What to produce
Your task is to retype each line of the data below exactly.

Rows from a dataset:
###

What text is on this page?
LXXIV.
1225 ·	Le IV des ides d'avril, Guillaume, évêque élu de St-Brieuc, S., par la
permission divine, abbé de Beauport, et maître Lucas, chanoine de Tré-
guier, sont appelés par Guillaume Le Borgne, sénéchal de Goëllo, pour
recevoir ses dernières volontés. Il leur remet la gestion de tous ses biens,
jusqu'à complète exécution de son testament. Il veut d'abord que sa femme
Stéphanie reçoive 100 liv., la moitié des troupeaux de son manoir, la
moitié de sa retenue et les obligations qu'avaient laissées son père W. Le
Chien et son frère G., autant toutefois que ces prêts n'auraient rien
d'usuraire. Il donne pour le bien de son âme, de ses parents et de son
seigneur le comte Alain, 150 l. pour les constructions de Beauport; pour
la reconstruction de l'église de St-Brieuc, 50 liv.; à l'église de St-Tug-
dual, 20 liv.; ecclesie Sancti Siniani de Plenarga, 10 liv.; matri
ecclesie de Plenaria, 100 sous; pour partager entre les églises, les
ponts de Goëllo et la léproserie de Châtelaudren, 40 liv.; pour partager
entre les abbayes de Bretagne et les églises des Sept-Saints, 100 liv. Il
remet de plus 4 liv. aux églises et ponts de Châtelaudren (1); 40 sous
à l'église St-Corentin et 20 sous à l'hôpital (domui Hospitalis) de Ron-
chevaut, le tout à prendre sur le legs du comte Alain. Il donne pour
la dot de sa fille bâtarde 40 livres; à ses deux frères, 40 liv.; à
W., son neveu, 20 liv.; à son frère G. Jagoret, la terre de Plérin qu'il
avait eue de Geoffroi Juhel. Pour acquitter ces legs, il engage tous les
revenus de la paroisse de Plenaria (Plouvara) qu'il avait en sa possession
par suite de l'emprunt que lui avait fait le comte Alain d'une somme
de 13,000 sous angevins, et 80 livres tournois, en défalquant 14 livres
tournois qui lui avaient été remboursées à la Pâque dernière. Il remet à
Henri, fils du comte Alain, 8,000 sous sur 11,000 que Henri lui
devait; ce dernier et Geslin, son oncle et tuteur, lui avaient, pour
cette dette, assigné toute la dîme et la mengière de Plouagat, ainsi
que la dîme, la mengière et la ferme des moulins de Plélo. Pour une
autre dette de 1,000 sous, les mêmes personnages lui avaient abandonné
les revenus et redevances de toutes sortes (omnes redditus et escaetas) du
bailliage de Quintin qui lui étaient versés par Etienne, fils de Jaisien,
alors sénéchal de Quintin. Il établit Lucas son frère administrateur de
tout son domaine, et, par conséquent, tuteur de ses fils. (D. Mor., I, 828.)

###

Problem solution
What text is on this page?
LXXIV.
1225 ·	Le IV des ides d'avril, Guillaume, évêque élu de St-Brieuc, S., par la
permission divine, abbé de Beauport, et maître Lucas, chanoine de Tré-
guier, sont appelés par Guillaume Le Borgne, sénéchal de Goëllo, pour
recevoir ses dernières volontés. Il leur remet la gestion de tous ses biens,
jusqu'à complète exécution de son testament. Il veut d'abord que sa femme
Stéphanie reçoive 100 liv., la moitié des troupeaux de son manoir, la
moitié de sa retenue et les obligations qu'avaient laissées son père W. Le
Chien et son frère G., autant toutefois que ces prêts n'auraient rien
d'usuraire. Il donne pour le bien de son âme, de ses parents et de son
seigneur le comte Alain, 150 l. pour les constructions de Beauport; pour
la reconstruction de l'église de St-Brieuc, 50 liv.; à l'église de St-Tug-
dual, 20 liv.; ecclesie Sancti Siniani de Plenarga, 10 liv.; matri
ecclesie de Plenaria, 100 sous; pour partager entre les églises, les
ponts de Goëllo et la léproserie de Châtelaudren, 40 liv.; pour partager
entre les abbayes de Bretagne et les églises des Sept-Saints, 100 liv. Il
remet de plus 4 liv. aux églises et ponts de Châtelaudren (1); 40 sous
à l'église St-Corentin et 20 sous à l'hôpital (domui Hospitalis) de Ron-
chevaut, le tout à prendre sur le legs du comte Alain. Il donne pour
la dot de sa fille bâtarde 40 livres; à ses deux frères, 40 liv.; à
W., son neveu, 20 liv.; à son frère G. Jagoret, la terre de Plérin qu'il
avait eue de Geoffroi Juhel. Pour acquitter ces legs, il engage tous les
revenus de la paroisse de Plenaria (Plouvara) qu'il avait en sa possession
par suite de l'emprunt que lui avait fait le comte Alain d'une somme
de 13,000 sous angevins, et 80 livres tournois, en défalquant 14 livres
tournois qui lui avaient été remboursées à la Pâque dernière. Il remet à
Henri, fils du comte Alain, 8,000 sous sur 11,000 que Henri lui
devait; ce dernier et Geslin, son oncle et tuteur, lui avaient, pour
cette dette, assigné toute la dîme et la mengière de Plouagat, ainsi
que la dîme, la mengière et la ferme des moulins de Plélo. Pour une
autre dette de 1,000 sous, les mêmes personnages lui avaient abandonné
les revenus et redevances de toutes sortes (omnes redditus et escaetas) du
bailliage de Quintin qui lui étaient versés par Etienne, fils de Jaisien,
alors sénéchal de Quintin. Il établit Lucas son frère administrateur de
tout son domaine, et, par conséquent, tuteur de ses fils. (D. Mor., I, 828.)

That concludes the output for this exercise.